▸ **Given problem**
From the entries below, copy out every line with "Revenus" in it.
━━━━
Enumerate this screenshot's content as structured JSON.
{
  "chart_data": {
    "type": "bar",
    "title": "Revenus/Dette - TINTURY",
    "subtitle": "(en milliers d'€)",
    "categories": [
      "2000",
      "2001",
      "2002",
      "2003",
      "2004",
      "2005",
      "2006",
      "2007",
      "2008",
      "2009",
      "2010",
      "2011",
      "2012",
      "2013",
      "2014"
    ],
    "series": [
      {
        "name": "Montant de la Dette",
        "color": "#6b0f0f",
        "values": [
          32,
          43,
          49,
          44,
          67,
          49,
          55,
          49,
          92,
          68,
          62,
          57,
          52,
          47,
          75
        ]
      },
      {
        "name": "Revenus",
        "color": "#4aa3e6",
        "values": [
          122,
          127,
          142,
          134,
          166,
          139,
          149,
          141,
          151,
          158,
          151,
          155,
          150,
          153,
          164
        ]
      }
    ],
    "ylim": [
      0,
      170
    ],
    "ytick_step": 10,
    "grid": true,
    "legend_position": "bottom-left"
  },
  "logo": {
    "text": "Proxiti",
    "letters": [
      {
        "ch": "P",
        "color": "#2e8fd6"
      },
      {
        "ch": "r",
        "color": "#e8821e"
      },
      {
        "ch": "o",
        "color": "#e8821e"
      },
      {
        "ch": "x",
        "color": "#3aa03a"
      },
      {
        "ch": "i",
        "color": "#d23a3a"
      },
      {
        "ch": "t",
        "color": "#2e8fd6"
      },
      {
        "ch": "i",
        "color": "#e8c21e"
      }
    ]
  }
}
━━━━
▸ **Complete output**
    "title": "Revenus/Dette - TINTURY",
        "name": "Revenus",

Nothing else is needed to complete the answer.